**Goal of the exercise:** Output the data exactly, with every line intact.

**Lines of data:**

■ ■ ■ ■

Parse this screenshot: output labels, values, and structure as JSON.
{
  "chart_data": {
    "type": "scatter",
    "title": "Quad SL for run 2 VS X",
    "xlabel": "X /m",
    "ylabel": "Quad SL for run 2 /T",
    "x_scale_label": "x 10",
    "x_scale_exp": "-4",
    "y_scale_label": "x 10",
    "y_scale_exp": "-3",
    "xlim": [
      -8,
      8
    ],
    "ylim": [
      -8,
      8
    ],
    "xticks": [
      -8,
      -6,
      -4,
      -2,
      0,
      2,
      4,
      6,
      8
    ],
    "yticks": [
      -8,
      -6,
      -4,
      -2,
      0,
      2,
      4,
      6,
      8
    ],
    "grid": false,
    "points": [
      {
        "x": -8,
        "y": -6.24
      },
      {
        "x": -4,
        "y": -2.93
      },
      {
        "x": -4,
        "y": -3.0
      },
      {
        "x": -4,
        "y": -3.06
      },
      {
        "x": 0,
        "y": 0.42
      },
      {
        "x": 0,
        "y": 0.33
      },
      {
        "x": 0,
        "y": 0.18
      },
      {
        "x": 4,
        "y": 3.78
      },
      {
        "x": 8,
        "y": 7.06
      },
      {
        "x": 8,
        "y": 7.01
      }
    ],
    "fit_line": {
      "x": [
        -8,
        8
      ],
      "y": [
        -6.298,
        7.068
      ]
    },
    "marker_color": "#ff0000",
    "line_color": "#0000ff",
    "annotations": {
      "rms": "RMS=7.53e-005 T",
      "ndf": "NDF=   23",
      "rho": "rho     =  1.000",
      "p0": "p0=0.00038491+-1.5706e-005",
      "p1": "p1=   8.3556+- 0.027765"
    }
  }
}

■ ■ ■ ■

**Result for this task:**
Parse this screenshot: output labels, values, and structure as JSON.
{
  "chart_data": {
    "type": "scatter",
    "title": "Quad SL for run 2 VS X",
    "xlabel": "X /m",
    "ylabel": "Quad SL for run 2 /T",
    "x_scale_label": "x 10",
    "x_scale_exp": "-4",
    "y_scale_label": "x 10",
    "y_scale_exp": "-3",
    "xlim": [
      -8,
      8
    ],
    "ylim": [
      -8,
      8
    ],
    "xticks": [
      -8,
      -6,
      -4,
      -2,
      0,
      2,
      4,
      6,
      8
    ],
    "yticks": [
      -8,
      -6,
      -4,
      -2,
      0,
      2,
      4,
      6,
      8
    ],
    "grid": false,
    "points": [
      {
        "x": -8,
        "y": -6.24
      },
      {
        "x": -4,
        "y": -2.93
      },
      {
        "x": -4,
        "y": -3.0
      },
      {
        "x": -4,
        "y": -3.06
      },
      {
        "x": 0,
        "y": 0.42
      },
      {
        "x": 0,
        "y": 0.33
      },
      {
        "x": 0,
        "y": 0.18
      },
      {
        "x": 4,
        "y": 3.78
      },
      {
        "x": 8,
        "y": 7.06
      },
      {
        "x": 8,
        "y": 7.01
      }
    ],
    "fit_line": {
      "x": [
        -8,
        8
      ],
      "y": [
        -6.298,
        7.068
      ]
    },
    "marker_color": "#ff0000",
    "line_color": "#0000ff",
    "annotations": {
      "rms": "RMS=7.53e-005 T",
      "ndf": "NDF=   23",
      "rho": "rho     =  1.000",
      "p0": "p0=0.00038491+-1.5706e-005",
      "p1": "p1=   8.3556+- 0.027765"
    }
  }
}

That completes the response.